Records that describe figures
-.-.-

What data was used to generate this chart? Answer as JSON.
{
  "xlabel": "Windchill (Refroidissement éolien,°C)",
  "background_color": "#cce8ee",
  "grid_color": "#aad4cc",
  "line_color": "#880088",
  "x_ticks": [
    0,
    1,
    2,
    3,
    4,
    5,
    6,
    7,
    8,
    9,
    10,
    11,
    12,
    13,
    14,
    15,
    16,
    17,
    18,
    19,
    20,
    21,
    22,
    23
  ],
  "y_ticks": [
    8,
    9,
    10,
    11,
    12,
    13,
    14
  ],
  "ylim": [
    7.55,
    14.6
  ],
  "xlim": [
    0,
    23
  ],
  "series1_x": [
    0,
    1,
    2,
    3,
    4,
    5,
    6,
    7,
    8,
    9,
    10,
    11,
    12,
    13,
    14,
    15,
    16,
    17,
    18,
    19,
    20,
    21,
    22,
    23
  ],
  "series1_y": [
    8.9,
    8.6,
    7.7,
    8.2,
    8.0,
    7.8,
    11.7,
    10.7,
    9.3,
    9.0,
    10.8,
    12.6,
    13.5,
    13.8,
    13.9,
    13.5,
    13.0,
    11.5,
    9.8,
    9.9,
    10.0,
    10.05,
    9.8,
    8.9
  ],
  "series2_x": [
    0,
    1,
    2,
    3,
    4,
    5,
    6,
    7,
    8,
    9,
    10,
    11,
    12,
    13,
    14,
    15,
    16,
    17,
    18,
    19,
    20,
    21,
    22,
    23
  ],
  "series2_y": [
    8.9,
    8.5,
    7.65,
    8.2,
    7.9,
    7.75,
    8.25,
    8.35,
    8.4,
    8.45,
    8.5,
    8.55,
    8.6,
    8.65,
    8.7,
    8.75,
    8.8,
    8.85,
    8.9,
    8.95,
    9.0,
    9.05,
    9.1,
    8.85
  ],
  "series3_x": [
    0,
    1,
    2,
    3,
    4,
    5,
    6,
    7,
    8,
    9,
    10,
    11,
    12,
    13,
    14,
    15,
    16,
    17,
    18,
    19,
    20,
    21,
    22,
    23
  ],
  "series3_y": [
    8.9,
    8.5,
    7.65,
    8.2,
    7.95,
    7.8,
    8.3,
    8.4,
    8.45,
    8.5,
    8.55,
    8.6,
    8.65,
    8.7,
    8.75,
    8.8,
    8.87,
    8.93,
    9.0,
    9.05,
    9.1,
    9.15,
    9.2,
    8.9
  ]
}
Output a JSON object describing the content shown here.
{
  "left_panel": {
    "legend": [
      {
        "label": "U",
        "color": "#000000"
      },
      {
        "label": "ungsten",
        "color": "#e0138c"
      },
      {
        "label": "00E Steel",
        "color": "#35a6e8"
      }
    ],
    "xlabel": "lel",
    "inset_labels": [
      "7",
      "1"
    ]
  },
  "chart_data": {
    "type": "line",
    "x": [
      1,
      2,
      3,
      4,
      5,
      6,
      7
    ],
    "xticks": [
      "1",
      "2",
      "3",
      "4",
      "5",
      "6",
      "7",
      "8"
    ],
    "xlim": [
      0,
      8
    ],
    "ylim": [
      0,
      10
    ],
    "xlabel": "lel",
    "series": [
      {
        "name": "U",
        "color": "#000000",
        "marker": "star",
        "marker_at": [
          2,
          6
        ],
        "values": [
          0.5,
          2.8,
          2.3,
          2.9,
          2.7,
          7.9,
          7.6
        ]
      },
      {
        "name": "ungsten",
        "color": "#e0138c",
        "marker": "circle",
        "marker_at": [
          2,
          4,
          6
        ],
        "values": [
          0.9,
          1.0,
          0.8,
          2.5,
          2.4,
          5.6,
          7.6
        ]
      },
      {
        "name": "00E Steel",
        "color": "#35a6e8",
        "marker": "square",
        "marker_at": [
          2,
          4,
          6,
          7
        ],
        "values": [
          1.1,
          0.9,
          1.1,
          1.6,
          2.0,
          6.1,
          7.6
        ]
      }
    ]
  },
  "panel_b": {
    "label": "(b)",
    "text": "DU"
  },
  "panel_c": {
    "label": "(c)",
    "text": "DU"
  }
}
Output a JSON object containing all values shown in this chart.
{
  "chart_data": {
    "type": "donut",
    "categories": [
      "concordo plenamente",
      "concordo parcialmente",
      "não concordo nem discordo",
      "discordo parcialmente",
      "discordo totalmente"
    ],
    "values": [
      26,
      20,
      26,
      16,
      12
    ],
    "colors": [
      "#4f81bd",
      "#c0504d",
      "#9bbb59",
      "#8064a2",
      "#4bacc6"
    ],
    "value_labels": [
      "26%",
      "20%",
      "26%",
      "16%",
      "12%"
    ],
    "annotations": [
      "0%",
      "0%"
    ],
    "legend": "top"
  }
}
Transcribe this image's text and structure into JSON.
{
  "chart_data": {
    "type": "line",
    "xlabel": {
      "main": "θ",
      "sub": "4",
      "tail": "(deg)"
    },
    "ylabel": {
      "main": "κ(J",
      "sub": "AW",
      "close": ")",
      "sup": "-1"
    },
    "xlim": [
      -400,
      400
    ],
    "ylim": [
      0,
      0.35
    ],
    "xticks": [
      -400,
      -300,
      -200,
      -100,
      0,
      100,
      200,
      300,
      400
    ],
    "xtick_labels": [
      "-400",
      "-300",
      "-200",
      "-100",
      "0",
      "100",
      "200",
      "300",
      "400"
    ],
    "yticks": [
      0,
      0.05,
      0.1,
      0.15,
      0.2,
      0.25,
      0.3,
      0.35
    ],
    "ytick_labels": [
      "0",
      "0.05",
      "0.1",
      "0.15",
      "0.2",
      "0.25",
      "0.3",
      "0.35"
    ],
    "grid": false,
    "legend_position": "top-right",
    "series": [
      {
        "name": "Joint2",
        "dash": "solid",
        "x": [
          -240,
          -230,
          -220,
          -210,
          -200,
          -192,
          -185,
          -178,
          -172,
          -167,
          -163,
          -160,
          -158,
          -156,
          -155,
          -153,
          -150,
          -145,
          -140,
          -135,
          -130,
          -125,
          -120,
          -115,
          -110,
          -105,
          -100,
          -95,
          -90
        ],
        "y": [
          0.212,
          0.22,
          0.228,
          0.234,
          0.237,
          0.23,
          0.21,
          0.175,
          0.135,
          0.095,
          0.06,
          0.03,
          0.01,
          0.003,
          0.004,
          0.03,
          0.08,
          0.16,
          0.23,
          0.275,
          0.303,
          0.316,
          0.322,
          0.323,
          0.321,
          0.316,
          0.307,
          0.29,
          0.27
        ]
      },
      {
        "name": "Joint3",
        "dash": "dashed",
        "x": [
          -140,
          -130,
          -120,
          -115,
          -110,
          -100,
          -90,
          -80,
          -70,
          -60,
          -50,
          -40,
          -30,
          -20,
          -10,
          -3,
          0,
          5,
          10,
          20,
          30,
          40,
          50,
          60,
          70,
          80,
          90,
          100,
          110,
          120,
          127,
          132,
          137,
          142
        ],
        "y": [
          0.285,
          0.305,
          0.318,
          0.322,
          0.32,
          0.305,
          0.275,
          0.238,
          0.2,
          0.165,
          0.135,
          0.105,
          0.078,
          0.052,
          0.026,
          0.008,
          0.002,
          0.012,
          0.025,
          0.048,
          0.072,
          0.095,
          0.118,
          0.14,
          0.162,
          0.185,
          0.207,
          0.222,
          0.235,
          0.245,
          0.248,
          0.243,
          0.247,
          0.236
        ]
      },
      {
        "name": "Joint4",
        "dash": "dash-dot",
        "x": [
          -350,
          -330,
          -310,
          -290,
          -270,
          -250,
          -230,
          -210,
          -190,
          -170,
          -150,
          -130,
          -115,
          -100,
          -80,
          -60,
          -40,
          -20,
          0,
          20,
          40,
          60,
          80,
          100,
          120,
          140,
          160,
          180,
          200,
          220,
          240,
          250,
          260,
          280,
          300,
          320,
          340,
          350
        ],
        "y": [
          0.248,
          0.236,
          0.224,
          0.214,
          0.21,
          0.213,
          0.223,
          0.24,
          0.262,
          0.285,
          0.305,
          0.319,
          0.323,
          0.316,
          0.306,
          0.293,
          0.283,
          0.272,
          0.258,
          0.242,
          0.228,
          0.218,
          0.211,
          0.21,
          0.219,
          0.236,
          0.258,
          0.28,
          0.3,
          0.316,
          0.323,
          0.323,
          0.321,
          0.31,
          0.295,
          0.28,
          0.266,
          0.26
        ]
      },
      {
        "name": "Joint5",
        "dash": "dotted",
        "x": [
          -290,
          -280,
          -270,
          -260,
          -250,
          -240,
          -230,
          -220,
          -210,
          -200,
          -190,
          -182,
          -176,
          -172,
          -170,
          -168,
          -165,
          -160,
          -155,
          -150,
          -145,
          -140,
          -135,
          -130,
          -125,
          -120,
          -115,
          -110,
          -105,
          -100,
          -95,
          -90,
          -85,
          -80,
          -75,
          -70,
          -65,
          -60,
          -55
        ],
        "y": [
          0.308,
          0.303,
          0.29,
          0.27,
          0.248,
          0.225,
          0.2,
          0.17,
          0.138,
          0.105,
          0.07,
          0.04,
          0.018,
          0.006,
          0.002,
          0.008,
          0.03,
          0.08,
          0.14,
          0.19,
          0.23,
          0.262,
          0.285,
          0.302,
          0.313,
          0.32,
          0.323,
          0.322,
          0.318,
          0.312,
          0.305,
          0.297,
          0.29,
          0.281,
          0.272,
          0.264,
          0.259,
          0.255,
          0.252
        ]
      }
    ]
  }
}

-.-.-

Find the word "this" in the entries above and gather every line that holds it.

What data was used to generate this chart? Answer as JSON.
Output a JSON object containing all values shown in this chart.
Transcribe this image's text and structure into JSON.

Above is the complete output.